### Цель задания 1:
Перепиши в виде таблицы Markdown со столбцами «№» и «Строка» строки, идущие после текста, от первой из них до строки с «helper-address-text: Vielsam Luxembourg» включительно, пропустив пустые.

### Текст для чтения:

Но если «Пруссак» ожидает, что нужда породит рассудок, то почему он сваливает в одну кучу «удушение в крови» и «удушение в безрассудстве»? Если вызываемые нуждой муки вообще являются средством для порождения рассудка, то кровавые муки являются даже очень острым средством для этого. «Пруссак», стало быть, должен был бы сказать: удушение в крови задушит безрассудство и обеспечит рассудку надлежащий приток воздуха.
«Пруссак» с видом пророка предсказывает удушение восстаний, «вспыхивающих в условиях злосчастной изолированности людей от общности и оторванности их мыслей от социальных принципов».
Мы показали, что силезское восстание имело место отнюдь не в условиях оторванности мыслей от социальных принципов. Остаётся рассмотреть «злосчастную изолированность людей от общности». Под общностью здесь разумеется политическая общность, государство. Это – старая песенка о неполитической Германии.
Не вспыхивают ли, однако, все без исключения восстания в условиях злосчастной изолированности человека от общности? Не является ли эта изолированность необходимой предпосыл кой всякого восстания? Разве революция 1789 г. могла бы произойти без этой злосчастной изолированности французских граждан от общности? Её задача как раз и состояла в уничтожении этой изолированности.
Но та общность, от которой изолирован рабочий, есть общность, имеющая совсем другого рода реальность и совсем другой объём, нежели политическая общность. Та общность, от которой рабочего отрывает его собственный труд, есть сама жизнь, физическая и духовная жизнь, человеческая нравственность, человеческая деятельность, человеческое наслаждение, человеческая сущность. Человеческая сущность и есть истинная общность людей. Злосчастная изолированность от этой сущности несравненно всестороннее, невыносимее, ужаснее, противоречивее, чем изолированность от политической общности; в соответствии с этим и уничтожение этой изолированности и даже частичная реакция, восстание против неё, являются настолько же более бесконечными, насколько человек более бесконечен, чем гражданин государства, и насколько человеческая жизнь более бесконечна, чем политическая жизнь. Поэтому, как бы ни было частично восстание промышленных рабочих, оно заключает в себе универсальную душу, тогда как даже самое универсальное политическое восстание под самой грандиозной формой скрывает дух некоторой эгоистической ограниченности.
«Пруссак» достойно заканчивает свою статью следующей фразой:
«Социальная революция без политической души (т. е. без организующей идеи, которая исходит из точки зрения целого) невозможна».

### Цель задания 2:
Выпиши из отрывка о восстании рабочих все прилагательные в сравнительной степени, которыми изолированность от человеческой сущности противопоставляется изолированности от политической общности.

### Исходные данные:

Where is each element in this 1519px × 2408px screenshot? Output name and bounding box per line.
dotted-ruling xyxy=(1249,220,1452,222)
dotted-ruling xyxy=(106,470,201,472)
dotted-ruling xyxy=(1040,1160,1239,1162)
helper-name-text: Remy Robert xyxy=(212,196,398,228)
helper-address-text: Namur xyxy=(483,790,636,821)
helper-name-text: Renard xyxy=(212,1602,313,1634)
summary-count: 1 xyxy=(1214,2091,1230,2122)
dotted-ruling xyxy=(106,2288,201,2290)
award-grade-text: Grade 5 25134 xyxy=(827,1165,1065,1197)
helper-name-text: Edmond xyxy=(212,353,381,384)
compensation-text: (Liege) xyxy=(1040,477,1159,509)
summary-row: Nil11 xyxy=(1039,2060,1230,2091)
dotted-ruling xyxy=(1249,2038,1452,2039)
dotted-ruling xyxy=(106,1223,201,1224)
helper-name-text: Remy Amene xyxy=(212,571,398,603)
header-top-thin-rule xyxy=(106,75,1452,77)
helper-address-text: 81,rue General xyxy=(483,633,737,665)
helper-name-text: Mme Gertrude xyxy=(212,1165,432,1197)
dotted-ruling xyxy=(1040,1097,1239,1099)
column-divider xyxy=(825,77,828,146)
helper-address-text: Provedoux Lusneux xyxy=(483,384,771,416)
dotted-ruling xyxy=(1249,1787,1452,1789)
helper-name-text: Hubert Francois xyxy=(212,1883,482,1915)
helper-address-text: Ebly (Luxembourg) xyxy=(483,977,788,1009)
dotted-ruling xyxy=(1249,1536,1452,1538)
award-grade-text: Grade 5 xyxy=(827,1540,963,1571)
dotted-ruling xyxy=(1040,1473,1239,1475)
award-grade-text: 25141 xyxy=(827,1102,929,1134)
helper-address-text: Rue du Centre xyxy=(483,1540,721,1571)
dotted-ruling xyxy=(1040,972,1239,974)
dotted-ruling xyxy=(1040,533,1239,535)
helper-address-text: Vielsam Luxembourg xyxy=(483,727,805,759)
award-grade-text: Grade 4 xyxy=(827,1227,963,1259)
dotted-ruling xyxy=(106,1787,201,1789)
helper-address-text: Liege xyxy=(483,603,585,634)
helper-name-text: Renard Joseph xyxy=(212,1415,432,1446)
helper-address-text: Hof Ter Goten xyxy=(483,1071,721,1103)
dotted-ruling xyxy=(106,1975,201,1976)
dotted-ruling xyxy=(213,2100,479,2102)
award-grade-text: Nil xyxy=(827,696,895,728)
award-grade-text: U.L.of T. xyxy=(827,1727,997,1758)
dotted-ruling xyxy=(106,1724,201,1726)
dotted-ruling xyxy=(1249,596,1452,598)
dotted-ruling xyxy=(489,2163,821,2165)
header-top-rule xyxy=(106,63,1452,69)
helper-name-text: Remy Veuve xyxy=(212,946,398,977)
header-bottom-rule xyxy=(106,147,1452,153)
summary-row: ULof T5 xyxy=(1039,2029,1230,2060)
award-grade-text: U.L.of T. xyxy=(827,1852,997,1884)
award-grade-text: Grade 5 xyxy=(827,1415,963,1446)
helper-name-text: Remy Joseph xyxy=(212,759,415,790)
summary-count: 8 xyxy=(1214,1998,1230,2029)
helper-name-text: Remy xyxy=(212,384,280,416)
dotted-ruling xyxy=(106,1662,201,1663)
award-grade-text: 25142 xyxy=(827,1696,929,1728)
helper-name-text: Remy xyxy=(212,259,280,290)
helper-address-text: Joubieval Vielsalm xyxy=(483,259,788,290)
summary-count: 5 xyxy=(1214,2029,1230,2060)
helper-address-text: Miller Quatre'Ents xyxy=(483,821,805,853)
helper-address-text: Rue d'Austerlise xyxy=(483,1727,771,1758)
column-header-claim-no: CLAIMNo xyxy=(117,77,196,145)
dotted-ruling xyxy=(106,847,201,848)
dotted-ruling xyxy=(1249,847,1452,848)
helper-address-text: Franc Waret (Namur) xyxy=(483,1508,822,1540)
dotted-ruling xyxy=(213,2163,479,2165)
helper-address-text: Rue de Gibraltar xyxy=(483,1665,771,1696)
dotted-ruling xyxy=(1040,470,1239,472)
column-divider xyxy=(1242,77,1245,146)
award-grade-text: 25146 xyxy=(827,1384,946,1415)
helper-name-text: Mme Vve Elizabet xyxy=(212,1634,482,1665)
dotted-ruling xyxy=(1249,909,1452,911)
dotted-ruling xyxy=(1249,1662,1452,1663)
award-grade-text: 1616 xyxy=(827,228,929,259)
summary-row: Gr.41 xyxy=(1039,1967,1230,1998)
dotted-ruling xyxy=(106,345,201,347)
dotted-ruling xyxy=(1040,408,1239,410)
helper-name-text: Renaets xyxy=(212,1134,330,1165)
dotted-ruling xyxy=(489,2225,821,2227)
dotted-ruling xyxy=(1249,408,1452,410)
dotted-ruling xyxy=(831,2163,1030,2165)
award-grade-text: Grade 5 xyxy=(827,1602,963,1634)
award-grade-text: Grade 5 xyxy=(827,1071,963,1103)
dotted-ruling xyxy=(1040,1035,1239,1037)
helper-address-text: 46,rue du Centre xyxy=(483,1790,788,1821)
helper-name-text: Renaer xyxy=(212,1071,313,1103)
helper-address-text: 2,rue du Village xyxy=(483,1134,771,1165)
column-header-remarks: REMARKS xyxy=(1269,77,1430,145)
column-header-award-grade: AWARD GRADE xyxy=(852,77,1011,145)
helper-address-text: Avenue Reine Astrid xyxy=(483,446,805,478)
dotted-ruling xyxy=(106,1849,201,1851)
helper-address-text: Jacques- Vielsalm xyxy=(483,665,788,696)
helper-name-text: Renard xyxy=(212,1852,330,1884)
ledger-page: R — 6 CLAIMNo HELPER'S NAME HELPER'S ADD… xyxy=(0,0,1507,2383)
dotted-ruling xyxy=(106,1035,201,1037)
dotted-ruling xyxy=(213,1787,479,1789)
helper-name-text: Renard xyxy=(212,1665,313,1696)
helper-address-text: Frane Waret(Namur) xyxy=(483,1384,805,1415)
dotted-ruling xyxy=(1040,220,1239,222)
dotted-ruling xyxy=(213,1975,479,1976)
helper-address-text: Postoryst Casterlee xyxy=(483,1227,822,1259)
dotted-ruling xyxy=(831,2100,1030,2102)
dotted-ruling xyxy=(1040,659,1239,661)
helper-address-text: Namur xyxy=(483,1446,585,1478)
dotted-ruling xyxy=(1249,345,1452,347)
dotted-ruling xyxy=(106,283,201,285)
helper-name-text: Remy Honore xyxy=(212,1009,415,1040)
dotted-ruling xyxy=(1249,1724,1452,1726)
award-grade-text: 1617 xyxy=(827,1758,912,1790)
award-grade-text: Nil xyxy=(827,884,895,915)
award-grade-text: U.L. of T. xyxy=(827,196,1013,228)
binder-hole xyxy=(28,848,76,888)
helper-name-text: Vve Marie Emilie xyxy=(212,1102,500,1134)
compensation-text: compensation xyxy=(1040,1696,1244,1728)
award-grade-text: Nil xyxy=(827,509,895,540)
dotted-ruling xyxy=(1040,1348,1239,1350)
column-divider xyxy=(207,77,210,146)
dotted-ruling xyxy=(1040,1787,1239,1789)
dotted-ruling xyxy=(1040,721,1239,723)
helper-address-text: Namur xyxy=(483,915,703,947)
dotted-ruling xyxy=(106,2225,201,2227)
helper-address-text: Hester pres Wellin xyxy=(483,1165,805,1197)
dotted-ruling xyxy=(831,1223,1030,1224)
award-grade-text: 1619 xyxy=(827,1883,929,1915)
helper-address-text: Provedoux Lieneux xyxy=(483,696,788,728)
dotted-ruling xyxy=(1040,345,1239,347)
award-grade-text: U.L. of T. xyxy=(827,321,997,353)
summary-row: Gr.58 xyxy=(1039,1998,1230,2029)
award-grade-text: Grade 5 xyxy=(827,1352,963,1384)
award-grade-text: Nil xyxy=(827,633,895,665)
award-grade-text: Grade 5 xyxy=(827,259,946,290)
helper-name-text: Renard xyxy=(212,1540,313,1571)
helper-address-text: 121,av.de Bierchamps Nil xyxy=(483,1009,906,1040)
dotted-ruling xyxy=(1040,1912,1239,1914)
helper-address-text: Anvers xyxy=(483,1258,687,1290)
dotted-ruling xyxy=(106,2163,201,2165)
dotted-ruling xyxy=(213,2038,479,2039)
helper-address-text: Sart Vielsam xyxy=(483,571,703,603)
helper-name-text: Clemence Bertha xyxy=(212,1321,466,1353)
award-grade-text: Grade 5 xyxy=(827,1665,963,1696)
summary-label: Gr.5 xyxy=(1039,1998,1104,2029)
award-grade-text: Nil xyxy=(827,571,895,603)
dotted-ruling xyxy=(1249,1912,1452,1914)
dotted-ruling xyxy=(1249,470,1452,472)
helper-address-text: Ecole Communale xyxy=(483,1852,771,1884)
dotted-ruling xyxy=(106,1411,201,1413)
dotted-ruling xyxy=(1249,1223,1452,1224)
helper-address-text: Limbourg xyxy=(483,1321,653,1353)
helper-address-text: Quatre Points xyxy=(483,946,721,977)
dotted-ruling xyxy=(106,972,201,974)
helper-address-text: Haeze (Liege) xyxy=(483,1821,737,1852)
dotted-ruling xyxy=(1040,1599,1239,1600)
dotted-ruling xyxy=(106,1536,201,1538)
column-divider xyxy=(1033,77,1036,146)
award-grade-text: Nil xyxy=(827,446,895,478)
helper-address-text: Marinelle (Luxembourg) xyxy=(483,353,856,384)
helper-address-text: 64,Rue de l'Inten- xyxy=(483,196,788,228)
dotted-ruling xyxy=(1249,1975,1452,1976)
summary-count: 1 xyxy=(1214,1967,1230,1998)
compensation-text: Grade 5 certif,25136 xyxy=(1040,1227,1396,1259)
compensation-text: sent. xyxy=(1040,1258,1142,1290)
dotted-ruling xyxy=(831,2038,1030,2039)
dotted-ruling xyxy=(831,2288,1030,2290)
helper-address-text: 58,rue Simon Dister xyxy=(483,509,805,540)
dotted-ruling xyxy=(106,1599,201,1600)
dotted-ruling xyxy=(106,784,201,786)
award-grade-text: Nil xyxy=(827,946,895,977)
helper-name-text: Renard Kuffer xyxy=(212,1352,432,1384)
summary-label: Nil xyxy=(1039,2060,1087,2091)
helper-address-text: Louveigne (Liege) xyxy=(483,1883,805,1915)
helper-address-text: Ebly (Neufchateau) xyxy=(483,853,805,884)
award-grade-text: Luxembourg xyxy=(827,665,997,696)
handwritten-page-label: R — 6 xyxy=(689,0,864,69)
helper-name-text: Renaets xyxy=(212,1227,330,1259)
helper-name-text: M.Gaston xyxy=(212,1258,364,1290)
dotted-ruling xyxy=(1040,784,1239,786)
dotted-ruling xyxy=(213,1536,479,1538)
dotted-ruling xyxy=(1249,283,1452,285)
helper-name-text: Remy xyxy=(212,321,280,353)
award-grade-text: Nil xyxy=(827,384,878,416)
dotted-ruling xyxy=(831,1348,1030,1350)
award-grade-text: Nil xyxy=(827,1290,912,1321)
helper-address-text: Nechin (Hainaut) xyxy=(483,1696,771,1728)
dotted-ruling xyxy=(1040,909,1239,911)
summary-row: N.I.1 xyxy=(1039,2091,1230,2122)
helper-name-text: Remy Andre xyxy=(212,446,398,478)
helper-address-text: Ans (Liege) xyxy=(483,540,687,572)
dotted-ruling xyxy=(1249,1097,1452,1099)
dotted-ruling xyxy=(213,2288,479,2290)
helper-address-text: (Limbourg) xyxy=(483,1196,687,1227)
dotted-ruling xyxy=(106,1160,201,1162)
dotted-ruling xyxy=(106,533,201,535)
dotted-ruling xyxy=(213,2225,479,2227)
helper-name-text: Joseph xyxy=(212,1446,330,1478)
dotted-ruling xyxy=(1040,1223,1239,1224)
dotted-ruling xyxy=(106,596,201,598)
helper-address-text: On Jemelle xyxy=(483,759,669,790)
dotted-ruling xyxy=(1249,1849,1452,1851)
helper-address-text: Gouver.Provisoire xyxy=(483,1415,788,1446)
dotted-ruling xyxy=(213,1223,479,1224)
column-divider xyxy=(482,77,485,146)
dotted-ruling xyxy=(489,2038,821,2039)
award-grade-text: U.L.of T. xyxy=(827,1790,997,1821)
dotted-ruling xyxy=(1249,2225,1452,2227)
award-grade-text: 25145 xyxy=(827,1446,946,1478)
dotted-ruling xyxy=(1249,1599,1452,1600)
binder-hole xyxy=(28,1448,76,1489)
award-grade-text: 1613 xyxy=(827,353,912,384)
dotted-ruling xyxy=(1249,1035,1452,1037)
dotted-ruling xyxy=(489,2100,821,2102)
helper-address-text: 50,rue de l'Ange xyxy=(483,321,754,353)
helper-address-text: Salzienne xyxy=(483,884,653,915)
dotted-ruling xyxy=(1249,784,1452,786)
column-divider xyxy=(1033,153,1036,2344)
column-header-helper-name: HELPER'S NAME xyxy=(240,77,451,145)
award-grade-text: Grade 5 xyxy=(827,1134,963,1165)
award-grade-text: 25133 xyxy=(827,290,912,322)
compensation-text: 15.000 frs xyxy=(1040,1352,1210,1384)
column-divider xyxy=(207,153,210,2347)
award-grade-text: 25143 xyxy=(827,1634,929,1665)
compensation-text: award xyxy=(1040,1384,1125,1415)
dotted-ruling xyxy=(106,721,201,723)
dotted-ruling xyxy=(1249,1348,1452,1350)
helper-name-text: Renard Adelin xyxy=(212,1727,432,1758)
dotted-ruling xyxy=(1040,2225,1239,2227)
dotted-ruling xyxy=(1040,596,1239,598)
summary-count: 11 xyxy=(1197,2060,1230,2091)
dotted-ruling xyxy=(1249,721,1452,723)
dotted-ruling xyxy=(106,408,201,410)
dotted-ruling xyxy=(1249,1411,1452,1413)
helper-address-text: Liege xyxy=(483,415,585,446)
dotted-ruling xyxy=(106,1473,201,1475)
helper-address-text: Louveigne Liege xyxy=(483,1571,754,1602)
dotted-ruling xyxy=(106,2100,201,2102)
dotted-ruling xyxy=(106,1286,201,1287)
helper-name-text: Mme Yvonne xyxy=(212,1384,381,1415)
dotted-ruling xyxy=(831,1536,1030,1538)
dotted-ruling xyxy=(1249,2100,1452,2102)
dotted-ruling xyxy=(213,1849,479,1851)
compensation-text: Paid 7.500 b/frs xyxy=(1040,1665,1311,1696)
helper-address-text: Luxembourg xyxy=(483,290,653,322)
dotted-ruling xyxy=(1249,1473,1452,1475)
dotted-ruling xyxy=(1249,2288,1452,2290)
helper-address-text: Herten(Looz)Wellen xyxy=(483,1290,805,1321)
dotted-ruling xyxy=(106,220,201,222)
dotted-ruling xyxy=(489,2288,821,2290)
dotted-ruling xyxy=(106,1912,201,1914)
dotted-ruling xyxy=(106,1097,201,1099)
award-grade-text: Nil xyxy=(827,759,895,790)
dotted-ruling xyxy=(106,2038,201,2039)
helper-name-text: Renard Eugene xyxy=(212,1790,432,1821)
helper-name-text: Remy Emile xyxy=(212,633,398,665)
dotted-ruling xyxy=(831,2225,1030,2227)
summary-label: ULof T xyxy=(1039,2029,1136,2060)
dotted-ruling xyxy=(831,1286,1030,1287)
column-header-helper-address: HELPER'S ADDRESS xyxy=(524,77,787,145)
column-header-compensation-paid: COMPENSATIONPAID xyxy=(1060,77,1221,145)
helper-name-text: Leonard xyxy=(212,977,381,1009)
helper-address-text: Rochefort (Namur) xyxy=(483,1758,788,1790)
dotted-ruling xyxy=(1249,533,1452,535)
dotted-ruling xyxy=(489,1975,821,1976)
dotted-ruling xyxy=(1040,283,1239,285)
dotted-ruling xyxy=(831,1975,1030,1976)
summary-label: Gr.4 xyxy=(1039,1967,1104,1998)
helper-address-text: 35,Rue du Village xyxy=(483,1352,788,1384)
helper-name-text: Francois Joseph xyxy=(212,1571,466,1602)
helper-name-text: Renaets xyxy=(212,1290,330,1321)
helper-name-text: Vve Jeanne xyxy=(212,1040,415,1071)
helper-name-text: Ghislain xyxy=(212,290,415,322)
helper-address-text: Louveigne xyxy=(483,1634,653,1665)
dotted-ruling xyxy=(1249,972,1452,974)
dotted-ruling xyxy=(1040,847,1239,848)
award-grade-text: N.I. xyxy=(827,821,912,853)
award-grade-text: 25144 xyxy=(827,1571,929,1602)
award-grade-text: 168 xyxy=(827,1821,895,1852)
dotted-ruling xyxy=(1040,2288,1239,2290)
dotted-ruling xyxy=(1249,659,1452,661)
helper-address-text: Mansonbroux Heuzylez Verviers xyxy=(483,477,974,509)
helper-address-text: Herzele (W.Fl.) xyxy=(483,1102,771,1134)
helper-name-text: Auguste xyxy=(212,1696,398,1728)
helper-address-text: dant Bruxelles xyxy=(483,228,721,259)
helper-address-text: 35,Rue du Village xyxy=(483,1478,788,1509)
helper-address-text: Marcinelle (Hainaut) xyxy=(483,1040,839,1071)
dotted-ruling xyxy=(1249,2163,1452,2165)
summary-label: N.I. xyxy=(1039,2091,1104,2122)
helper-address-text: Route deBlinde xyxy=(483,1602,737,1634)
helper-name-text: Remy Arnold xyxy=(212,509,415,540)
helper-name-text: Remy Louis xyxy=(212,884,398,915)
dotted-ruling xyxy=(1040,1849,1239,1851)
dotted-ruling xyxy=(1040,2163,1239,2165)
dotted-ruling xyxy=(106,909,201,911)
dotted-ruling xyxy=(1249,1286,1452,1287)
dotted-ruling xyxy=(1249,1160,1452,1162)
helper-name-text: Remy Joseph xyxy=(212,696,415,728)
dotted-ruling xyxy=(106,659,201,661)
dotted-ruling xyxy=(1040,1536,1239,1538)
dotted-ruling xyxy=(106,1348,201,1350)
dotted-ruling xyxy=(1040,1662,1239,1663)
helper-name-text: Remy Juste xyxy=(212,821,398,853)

### Ответ на задание 1:
| № | Строка |
|---|---|
| 1 | Where is each element in this 1519px × 2408px screenshot? Output name and bounding box per line. |
| 2 | dotted-ruling xyxy=(1249,220,1452,222) |
| 3 | dotted-ruling xyxy=(106,470,201,472) |
| 4 | dotted-ruling xyxy=(1040,1160,1239,1162) |
| 5 | helper-name-text: Remy Robert xyxy=(212,196,398,228) |
| 6 | helper-address-text: Namur xyxy=(483,790,636,821) |
| 7 | helper-name-text: Renard xyxy=(212,1602,313,1634) |
| 8 | summary-count: 1 xyxy=(1214,2091,1230,2122) |
| 9 | dotted-ruling xyxy=(106,2288,201,2290) |
| 10 | award-grade-text: Grade 5 25134 xyxy=(827,1165,1065,1197) |
| 11 | helper-name-text: Edmond xyxy=(212,353,381,384) |
| 12 | compensation-text: (Liege) xyxy=(1040,477,1159,509) |
| 13 | summary-row: Nil11 xyxy=(1039,2060,1230,2091) |
| 14 | dotted-ruling xyxy=(1249,2038,1452,2039) |
| 15 | dotted-ruling xyxy=(106,1223,201,1224) |
| 16 | helper-name-text: Remy Amene xyxy=(212,571,398,603) |
| 17 | header-top-thin-rule xyxy=(106,75,1452,77) |
| 18 | helper-address-text: 81,rue General xyxy=(483,633,737,665) |
| 19 | helper-name-text: Mme Gertrude xyxy=(212,1165,432,1197) |
| 20 | dotted-ruling xyxy=(1040,1097,1239,1099) |
| 21 | column-divider xyxy=(825,77,828,146) |
| 22 | helper-address-text: Provedoux Lusneux xyxy=(483,384,771,416) |
| 23 | dotted-ruling xyxy=(1249,1787,1452,1789) |
| 24 | helper-name-text: Hubert Francois xyxy=(212,1883,482,1915) |
| 25 | helper-address-text: Ebly (Luxembourg) xyxy=(483,977,788,1009) |
| 26 | dotted-ruling xyxy=(1249,1536,1452,1538) |
| 27 | award-grade-text: Grade 5 xyxy=(827,1540,963,1571) |
| 28 | dotted-ruling xyxy=(1040,1473,1239,1475) |
| 29 | award-grade-text: 25141 xyxy=(827,1102,929,1134) |
| 30 | helper-address-text: Rue du Centre xyxy=(483,1540,721,1571) |
| 31 | dotted-ruling xyxy=(1040,972,1239,974) |
| 32 | dotted-ruling xyxy=(1040,533,1239,535) |
| 33 | helper-address-text: Vielsam Luxembourg xyxy=(483,727,805,759) |

### Ответ на задание 2:
всестороннее, невыносимее, ужаснее, противоречивее